STATED TASK —
Transcribe the material below exactly as it appears.

________________________________________

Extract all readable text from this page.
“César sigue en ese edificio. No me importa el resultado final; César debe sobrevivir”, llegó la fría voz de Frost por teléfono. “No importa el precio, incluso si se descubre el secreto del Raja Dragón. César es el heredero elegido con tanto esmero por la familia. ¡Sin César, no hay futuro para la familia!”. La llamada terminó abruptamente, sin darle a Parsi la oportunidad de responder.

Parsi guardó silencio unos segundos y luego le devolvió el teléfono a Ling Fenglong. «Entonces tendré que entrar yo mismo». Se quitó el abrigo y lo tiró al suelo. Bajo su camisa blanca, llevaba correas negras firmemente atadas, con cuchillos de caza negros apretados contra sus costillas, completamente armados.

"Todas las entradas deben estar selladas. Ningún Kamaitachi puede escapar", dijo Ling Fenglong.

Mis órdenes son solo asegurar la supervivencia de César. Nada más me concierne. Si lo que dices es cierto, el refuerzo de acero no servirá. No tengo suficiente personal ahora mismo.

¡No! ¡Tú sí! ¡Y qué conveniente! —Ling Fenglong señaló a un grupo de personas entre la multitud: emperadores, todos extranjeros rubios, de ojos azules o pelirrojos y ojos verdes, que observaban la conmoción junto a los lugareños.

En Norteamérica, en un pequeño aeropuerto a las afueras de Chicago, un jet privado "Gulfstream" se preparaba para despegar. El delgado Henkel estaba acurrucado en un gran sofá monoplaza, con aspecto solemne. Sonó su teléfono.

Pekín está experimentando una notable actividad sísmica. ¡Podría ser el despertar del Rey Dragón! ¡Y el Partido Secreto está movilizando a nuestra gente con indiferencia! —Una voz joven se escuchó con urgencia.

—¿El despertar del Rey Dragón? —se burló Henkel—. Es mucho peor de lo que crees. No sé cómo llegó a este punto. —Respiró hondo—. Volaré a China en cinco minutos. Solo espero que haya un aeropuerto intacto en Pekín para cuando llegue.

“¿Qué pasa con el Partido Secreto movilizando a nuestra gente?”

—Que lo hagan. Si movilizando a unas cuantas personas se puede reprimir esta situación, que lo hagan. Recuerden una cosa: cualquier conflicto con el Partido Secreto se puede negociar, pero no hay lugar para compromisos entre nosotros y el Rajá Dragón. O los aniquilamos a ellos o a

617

________________________________________

THE RESPONSE —
Extract all readable text from this page.
“César sigue en ese edificio. No me importa el resultado final; César debe sobrevivir”, llegó la fría voz de Frost por teléfono. “No importa el precio, incluso si se descubre el secreto del Raja Dragón. César es el heredero elegido con tanto esmero por la familia. ¡Sin César, no hay futuro para la familia!”. La llamada terminó abruptamente, sin darle a Parsi la oportunidad de responder.

Parsi guardó silencio unos segundos y luego le devolvió el teléfono a Ling Fenglong. «Entonces tendré que entrar yo mismo». Se quitó el abrigo y lo tiró al suelo. Bajo su camisa blanca, llevaba correas negras firmemente atadas, con cuchillos de caza negros apretados contra sus costillas, completamente armados.

"Todas las entradas deben estar selladas. Ningún Kamaitachi puede escapar", dijo Ling Fenglong.

Mis órdenes son solo asegurar la supervivencia de César. Nada más me concierne. Si lo que dices es cierto, el refuerzo de acero no servirá. No tengo suficiente personal ahora mismo.

¡No! ¡Tú sí! ¡Y qué conveniente! —Ling Fenglong señaló a un grupo de personas entre la multitud: emperadores, todos extranjeros rubios, de ojos azules o pelirrojos y ojos verdes, que observaban la conmoción junto a los lugareños.

En Norteamérica, en un pequeño aeropuerto a las afueras de Chicago, un jet privado "Gulfstream" se preparaba para despegar. El delgado Henkel estaba acurrucado en un gran sofá monoplaza, con aspecto solemne. Sonó su teléfono.

Pekín está experimentando una notable actividad sísmica. ¡Podría ser el despertar del Rey Dragón! ¡Y el Partido Secreto está movilizando a nuestra gente con indiferencia! —Una voz joven se escuchó con urgencia.

—¿El despertar del Rey Dragón? —se burló Henkel—. Es mucho peor de lo que crees. No sé cómo llegó a este punto. —Respiró hondo—. Volaré a China en cinco minutos. Solo espero que haya un aeropuerto intacto en Pekín para cuando llegue.

“¿Qué pasa con el Partido Secreto movilizando a nuestra gente?”

—Que lo hagan. Si movilizando a unas cuantas personas se puede reprimir esta situación, que lo hagan. Recuerden una cosa: cualquier conflicto con el Partido Secreto se puede negociar, pero no hay lugar para compromisos entre nosotros y el Rajá Dragón. O los aniquilamos a ellos o a

617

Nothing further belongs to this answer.